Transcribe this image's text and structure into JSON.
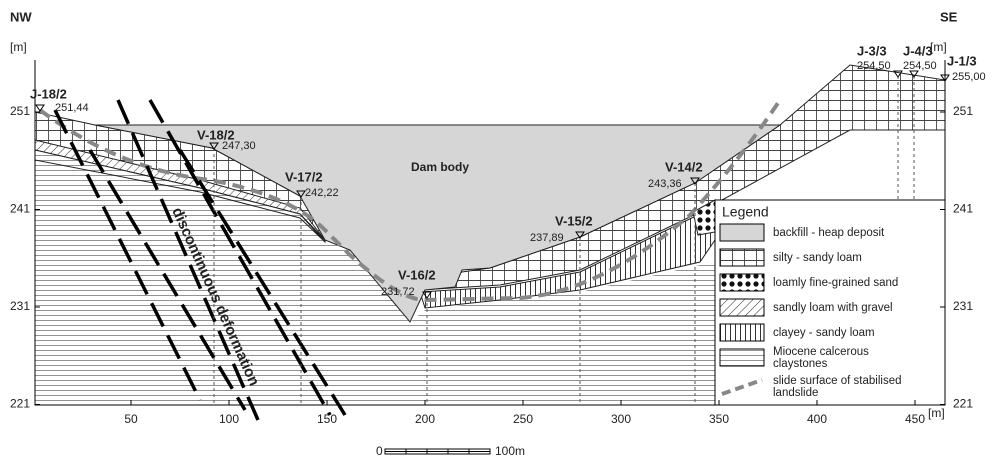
{
  "header": {
    "left": "NW",
    "right": "SE"
  },
  "axes": {
    "y_unit_left": "[m]",
    "y_unit_right": "[m]",
    "x_unit": "[m]",
    "y_ticks": [
      251,
      241,
      231,
      221
    ],
    "x_ticks": [
      50,
      100,
      150,
      200,
      250,
      300,
      350,
      400,
      450
    ]
  },
  "labels": {
    "dam_body": "Dam body",
    "deformation": "discontinuous deformation"
  },
  "boreholes": [
    {
      "name": "J-18/2",
      "elevation": "251,44"
    },
    {
      "name": "V-18/2",
      "elevation": "247,30"
    },
    {
      "name": "V-17/2",
      "elevation": "242,22"
    },
    {
      "name": "V-16/2",
      "elevation": "231,72"
    },
    {
      "name": "V-15/2",
      "elevation": "237,89"
    },
    {
      "name": "V-14/2",
      "elevation": "243,36"
    },
    {
      "name": "J-3/3",
      "elevation": "254,50"
    },
    {
      "name": "J-4/3",
      "elevation": "254,50"
    },
    {
      "name": "J-1/3",
      "elevation": "255,00"
    }
  ],
  "legend": {
    "title": "Legend",
    "items": [
      {
        "label": [
          "backfill - heap deposit"
        ]
      },
      {
        "label": [
          "silty - sandy loam"
        ]
      },
      {
        "label": [
          "loamly fine-grained sand"
        ]
      },
      {
        "label": [
          "sandly loam with gravel"
        ]
      },
      {
        "label": [
          "clayey - sandy loam"
        ]
      },
      {
        "label": [
          "Miocene calcerous",
          "claystones"
        ]
      },
      {
        "label": [
          "slide surface of stabilised",
          "landslide"
        ]
      }
    ]
  },
  "scale_bar": {
    "start": "0",
    "end": "100m"
  }
}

• [Written task]: Omit the pictures and give the material again, exactly and in full.

• [Output below]:
Transcribe this image's text and structure into JSON.
{
  "header": {
    "left": "NW",
    "right": "SE"
  },
  "axes": {
    "y_unit_left": "[m]",
    "y_unit_right": "[m]",
    "x_unit": "[m]",
    "y_ticks": [
      251,
      241,
      231,
      221
    ],
    "x_ticks": [
      50,
      100,
      150,
      200,
      250,
      300,
      350,
      400,
      450
    ]
  },
  "labels": {
    "dam_body": "Dam body",
    "deformation": "discontinuous deformation"
  },
  "boreholes": [
    {
      "name": "J-18/2",
      "elevation": "251,44"
    },
    {
      "name": "V-18/2",
      "elevation": "247,30"
    },
    {
      "name": "V-17/2",
      "elevation": "242,22"
    },
    {
      "name": "V-16/2",
      "elevation": "231,72"
    },
    {
      "name": "V-15/2",
      "elevation": "237,89"
    },
    {
      "name": "V-14/2",
      "elevation": "243,36"
    },
    {
      "name": "J-3/3",
      "elevation": "254,50"
    },
    {
      "name": "J-4/3",
      "elevation": "254,50"
    },
    {
      "name": "J-1/3",
      "elevation": "255,00"
    }
  ],
  "legend": {
    "title": "Legend",
    "items": [
      {
        "label": [
          "backfill - heap deposit"
        ]
      },
      {
        "label": [
          "silty - sandy loam"
        ]
      },
      {
        "label": [
          "loamly fine-grained sand"
        ]
      },
      {
        "label": [
          "sandly loam with gravel"
        ]
      },
      {
        "label": [
          "clayey - sandy loam"
        ]
      },
      {
        "label": [
          "Miocene calcerous",
          "claystones"
        ]
      },
      {
        "label": [
          "slide surface of stabilised",
          "landslide"
        ]
      }
    ]
  },
  "scale_bar": {
    "start": "0",
    "end": "100m"
  }
}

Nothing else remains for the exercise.